● **WORK REQUIRED**
State how many lines of the listing below include the word "type". Give only the number.

[Figure record extracts]

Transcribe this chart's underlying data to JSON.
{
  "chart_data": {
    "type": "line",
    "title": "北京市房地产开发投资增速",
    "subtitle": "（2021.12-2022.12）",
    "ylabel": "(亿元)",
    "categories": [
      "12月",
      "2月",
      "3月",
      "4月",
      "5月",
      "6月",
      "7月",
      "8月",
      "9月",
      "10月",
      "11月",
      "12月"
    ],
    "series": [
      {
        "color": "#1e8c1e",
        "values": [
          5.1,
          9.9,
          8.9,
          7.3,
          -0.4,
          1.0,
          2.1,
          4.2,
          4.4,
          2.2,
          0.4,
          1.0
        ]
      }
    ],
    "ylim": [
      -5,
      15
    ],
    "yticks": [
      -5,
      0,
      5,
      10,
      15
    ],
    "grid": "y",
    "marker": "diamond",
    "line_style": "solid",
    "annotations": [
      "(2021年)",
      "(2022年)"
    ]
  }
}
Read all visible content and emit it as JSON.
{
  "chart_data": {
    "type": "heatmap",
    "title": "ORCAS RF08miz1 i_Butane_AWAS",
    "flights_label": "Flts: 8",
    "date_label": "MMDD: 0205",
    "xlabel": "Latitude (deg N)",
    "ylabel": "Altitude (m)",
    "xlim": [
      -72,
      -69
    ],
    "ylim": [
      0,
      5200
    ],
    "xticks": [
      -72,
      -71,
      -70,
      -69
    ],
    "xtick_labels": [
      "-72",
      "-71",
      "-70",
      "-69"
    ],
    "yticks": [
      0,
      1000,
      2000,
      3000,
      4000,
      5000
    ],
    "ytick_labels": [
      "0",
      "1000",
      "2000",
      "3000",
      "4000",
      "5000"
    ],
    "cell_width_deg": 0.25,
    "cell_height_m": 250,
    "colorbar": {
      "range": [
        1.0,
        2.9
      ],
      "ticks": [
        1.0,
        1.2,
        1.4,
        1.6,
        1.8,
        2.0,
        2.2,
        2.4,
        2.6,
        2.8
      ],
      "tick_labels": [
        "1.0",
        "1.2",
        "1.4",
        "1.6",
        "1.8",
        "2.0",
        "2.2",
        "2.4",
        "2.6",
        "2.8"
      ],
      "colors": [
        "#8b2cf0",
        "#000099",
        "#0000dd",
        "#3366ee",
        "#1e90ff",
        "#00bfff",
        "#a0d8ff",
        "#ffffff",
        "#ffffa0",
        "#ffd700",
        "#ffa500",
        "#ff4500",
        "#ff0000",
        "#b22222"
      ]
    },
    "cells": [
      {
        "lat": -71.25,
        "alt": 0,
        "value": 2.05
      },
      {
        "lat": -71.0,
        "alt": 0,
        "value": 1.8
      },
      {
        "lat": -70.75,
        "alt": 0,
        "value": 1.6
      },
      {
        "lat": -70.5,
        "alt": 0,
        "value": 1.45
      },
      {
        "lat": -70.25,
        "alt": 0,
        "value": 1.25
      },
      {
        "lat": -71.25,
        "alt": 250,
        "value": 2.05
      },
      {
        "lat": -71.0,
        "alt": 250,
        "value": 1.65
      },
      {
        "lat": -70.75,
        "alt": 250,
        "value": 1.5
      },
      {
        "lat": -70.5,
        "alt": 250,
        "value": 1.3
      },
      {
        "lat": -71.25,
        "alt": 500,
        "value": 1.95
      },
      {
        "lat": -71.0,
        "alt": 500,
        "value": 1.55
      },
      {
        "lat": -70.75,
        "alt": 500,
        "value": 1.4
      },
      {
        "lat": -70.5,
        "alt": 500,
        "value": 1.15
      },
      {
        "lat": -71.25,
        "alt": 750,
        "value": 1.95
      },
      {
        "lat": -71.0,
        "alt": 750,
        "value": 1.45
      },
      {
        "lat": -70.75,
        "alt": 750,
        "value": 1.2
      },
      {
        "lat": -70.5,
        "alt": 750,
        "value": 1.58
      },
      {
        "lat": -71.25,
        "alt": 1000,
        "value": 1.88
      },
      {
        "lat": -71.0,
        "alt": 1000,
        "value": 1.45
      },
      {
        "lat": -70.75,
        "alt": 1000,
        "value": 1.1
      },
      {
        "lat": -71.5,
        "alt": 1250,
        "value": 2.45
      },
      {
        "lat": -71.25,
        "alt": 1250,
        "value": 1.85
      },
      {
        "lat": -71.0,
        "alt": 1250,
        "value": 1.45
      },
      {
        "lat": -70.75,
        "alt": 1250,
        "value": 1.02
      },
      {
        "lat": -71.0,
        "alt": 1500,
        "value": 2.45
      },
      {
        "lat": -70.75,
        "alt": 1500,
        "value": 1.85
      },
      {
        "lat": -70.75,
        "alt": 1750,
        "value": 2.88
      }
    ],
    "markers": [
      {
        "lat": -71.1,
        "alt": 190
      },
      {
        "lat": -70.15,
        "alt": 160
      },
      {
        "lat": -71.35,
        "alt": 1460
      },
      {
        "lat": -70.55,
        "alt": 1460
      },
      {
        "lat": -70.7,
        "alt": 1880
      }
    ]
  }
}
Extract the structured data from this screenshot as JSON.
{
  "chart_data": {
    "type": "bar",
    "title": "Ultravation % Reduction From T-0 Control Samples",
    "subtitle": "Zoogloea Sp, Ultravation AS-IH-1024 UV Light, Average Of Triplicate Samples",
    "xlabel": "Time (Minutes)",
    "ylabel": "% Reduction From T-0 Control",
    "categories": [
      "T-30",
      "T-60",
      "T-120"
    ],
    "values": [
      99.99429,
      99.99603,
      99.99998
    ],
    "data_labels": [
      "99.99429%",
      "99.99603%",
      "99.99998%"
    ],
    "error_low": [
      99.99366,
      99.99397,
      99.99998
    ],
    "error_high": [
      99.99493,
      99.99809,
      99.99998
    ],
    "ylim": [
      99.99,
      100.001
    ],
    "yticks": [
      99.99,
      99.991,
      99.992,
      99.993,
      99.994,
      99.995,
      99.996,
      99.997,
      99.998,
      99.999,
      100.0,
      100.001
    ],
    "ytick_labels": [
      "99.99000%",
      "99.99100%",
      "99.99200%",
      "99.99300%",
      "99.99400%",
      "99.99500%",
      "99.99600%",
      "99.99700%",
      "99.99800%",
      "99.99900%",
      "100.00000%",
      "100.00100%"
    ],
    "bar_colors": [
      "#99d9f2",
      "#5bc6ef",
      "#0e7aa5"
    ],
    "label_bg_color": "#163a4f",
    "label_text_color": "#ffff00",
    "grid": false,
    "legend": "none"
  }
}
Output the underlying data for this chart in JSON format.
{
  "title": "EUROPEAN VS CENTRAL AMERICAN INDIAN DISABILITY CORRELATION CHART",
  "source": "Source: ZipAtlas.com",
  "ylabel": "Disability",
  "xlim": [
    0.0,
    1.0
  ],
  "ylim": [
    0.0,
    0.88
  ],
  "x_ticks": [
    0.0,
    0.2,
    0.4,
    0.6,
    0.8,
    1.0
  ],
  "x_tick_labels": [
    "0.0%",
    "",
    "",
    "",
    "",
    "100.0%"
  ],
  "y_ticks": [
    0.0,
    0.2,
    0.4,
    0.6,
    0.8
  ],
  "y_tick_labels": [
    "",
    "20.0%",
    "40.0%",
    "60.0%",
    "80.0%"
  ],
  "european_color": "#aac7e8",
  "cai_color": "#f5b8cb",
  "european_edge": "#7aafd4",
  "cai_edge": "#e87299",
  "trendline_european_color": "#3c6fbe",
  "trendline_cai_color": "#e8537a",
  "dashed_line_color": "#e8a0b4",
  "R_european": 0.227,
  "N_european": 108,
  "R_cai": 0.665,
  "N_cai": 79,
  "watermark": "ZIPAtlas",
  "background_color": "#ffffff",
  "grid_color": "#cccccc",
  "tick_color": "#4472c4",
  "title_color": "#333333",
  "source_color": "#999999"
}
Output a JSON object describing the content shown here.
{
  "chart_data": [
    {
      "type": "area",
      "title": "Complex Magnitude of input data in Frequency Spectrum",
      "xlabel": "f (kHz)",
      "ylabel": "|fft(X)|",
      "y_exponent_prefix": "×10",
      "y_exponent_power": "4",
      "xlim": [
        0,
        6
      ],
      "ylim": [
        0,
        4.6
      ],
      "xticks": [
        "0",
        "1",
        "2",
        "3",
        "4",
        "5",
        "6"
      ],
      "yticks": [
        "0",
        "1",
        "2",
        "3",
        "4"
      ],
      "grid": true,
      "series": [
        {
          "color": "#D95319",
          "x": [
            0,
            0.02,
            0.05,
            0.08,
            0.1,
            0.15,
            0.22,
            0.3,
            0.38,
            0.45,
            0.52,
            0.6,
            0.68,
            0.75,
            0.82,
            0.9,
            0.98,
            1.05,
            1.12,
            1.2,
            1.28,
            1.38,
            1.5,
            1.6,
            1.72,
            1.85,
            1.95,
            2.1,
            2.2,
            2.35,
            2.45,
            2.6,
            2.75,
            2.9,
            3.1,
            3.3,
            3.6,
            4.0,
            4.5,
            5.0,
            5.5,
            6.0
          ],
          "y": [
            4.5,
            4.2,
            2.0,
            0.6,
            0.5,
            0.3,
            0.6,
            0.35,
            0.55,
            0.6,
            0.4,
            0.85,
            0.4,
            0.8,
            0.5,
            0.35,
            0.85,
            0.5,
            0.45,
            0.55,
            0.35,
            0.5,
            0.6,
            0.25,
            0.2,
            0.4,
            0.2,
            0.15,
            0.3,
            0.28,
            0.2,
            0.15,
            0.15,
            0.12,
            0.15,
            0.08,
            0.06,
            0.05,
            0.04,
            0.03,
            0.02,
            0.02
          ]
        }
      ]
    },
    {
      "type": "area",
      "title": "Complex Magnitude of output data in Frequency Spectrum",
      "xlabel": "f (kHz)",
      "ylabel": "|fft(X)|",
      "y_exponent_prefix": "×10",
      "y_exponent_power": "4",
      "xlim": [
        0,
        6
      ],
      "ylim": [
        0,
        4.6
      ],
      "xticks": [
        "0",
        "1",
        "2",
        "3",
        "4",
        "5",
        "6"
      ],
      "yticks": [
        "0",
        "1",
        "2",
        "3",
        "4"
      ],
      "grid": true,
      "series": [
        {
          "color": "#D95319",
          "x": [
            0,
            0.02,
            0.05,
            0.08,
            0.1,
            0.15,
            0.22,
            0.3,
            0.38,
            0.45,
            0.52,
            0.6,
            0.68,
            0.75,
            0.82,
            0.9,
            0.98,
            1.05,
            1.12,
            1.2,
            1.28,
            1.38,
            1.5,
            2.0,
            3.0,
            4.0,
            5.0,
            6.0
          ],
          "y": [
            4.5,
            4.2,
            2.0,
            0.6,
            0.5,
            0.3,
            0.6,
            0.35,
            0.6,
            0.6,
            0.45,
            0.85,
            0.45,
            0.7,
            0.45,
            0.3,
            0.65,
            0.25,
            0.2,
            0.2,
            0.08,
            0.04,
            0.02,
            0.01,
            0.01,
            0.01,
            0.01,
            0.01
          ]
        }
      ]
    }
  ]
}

● **FULL ANSWER**
5